Prompt ▸ Of the lines in the entries, how many hold the word "this"? Give that number alone.

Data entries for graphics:
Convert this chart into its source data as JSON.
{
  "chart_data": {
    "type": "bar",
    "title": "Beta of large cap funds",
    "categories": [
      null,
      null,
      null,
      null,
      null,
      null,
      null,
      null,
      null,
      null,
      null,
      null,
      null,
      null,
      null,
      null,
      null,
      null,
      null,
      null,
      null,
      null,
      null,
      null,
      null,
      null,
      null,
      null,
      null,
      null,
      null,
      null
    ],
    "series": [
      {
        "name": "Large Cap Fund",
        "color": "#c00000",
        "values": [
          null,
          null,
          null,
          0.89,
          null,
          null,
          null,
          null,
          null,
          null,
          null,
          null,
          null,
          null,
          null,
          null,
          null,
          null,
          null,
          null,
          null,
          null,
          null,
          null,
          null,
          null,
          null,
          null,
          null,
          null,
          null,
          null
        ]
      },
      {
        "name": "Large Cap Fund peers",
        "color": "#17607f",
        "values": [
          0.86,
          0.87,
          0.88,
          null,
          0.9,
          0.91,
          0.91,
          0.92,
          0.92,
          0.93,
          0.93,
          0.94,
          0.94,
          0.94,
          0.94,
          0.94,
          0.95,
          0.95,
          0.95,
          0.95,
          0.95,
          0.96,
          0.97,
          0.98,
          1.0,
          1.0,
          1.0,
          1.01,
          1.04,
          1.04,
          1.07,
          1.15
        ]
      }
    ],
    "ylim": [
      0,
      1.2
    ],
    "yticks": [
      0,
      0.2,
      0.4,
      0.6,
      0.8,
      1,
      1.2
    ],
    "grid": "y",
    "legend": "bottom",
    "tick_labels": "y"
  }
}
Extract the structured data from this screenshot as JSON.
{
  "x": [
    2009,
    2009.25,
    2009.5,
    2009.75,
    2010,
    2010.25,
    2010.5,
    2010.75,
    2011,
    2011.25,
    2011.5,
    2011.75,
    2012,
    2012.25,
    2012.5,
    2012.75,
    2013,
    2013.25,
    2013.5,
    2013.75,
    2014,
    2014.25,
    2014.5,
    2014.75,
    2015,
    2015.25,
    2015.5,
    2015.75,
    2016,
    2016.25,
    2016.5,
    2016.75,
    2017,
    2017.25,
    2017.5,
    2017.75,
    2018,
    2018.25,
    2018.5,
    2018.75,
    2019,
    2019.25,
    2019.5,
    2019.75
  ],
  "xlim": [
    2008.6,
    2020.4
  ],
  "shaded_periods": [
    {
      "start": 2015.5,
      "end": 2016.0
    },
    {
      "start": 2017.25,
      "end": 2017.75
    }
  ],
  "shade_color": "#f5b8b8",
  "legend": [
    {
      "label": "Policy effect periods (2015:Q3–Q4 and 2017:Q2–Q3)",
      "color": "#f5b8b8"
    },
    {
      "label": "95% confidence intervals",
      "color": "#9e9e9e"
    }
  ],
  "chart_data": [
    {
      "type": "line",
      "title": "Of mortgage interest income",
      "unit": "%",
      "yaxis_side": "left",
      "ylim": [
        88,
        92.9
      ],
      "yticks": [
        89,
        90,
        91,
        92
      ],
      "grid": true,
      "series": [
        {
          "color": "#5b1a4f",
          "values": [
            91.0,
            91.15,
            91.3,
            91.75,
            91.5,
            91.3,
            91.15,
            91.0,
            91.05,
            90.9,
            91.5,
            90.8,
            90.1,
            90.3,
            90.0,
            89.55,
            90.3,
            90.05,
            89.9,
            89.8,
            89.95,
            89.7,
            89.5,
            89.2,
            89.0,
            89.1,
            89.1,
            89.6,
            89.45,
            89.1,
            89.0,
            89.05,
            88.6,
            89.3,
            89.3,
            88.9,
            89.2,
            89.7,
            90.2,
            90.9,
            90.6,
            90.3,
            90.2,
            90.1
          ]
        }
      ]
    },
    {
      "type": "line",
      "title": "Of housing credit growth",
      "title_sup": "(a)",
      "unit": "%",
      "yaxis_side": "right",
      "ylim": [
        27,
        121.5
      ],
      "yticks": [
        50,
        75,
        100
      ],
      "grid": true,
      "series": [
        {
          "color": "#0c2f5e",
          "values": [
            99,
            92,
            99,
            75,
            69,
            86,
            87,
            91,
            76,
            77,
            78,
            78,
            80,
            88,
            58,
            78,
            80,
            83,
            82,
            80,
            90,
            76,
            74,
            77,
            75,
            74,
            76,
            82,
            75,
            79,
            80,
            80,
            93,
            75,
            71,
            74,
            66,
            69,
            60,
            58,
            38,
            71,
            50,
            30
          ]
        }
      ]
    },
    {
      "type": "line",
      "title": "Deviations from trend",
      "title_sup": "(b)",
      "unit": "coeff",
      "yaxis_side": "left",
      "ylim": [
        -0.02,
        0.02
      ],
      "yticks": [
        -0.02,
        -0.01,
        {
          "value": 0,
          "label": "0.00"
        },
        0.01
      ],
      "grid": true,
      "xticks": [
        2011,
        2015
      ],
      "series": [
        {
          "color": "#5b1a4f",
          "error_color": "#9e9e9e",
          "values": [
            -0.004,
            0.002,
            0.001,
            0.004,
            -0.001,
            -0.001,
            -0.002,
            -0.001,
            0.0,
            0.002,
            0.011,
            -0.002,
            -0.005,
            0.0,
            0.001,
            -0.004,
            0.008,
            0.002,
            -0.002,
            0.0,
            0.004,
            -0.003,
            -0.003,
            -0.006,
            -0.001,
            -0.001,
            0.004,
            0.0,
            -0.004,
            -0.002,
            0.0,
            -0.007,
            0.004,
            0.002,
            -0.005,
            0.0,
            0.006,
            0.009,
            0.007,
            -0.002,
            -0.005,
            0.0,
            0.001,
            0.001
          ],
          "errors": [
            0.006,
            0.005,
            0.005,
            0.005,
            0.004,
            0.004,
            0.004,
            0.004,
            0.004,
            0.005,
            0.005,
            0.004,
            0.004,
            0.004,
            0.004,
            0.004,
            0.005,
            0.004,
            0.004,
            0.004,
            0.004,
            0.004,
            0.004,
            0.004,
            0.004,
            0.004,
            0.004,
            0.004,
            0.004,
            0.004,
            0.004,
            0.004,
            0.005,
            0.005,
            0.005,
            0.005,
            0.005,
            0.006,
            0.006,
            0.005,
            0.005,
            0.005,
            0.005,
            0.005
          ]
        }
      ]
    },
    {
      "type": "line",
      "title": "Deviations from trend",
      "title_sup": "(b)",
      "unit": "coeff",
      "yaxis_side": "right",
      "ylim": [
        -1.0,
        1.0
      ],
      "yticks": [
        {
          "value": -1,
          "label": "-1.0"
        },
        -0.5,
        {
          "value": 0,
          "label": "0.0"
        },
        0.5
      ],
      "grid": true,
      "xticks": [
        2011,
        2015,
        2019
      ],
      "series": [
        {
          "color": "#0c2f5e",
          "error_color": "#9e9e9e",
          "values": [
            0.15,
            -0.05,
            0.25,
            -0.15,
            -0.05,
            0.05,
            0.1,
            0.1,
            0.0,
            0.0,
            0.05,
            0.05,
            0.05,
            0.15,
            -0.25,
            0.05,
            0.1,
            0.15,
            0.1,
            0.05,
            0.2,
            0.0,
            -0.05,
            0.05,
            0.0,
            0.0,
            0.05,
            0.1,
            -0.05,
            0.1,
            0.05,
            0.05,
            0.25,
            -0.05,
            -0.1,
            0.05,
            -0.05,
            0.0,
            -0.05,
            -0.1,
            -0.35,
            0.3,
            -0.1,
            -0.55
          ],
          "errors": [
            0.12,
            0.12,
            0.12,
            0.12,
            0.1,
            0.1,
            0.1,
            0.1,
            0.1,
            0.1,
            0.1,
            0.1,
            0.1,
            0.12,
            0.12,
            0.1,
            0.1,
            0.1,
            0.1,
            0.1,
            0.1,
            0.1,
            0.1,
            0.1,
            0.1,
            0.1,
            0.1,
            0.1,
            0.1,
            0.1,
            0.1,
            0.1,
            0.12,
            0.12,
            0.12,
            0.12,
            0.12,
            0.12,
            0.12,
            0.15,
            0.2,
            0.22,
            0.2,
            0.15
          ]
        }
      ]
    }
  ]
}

Completed exercise ▸ 2